| Input for this task |
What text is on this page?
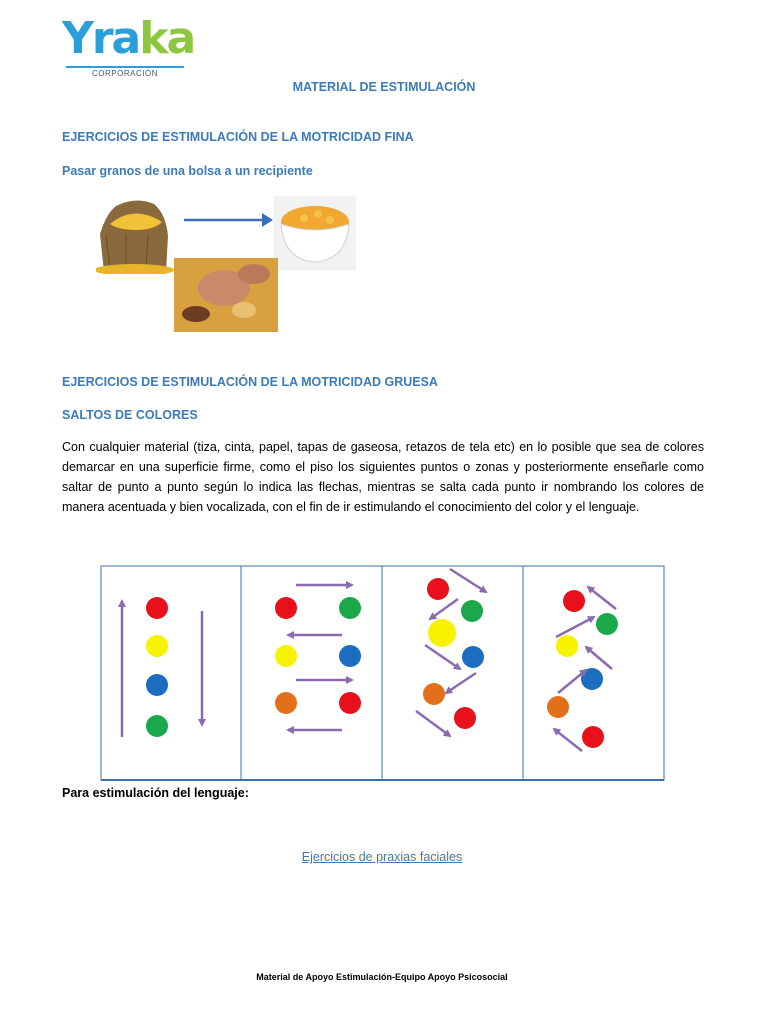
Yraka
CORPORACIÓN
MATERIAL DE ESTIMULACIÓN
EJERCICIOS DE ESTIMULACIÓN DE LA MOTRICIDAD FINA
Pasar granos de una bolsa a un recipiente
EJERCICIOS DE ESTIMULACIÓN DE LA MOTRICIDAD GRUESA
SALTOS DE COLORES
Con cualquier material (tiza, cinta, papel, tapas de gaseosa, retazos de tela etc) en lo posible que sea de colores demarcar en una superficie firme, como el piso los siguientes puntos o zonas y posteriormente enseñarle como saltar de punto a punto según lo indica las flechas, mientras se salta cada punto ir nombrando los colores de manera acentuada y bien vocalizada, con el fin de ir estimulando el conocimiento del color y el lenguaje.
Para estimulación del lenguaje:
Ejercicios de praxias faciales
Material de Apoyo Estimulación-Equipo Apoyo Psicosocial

| Given exercise |
All the records above need to be given again word for word. Skip the pictures.

| Task response |
What text is on this page?
Yraka
CORPORACIÓN
MATERIAL DE ESTIMULACIÓN
EJERCICIOS DE ESTIMULACIÓN DE LA MOTRICIDAD FINA
Pasar granos de una bolsa a un recipiente
EJERCICIOS DE ESTIMULACIÓN DE LA MOTRICIDAD GRUESA
SALTOS DE COLORES
Con cualquier material (tiza, cinta, papel, tapas de gaseosa, retazos de tela etc) en lo posible que sea de colores demarcar en una superficie firme, como el piso los siguientes puntos o zonas y posteriormente enseñarle como saltar de punto a punto según lo indica las flechas, mientras se salta cada punto ir nombrando los colores de manera acentuada y bien vocalizada, con el fin de ir estimulando el conocimiento del color y el lenguaje.
Para estimulación del lenguaje:
Ejercicios de praxias faciales
Material de Apoyo Estimulación-Equipo Apoyo Psicosocial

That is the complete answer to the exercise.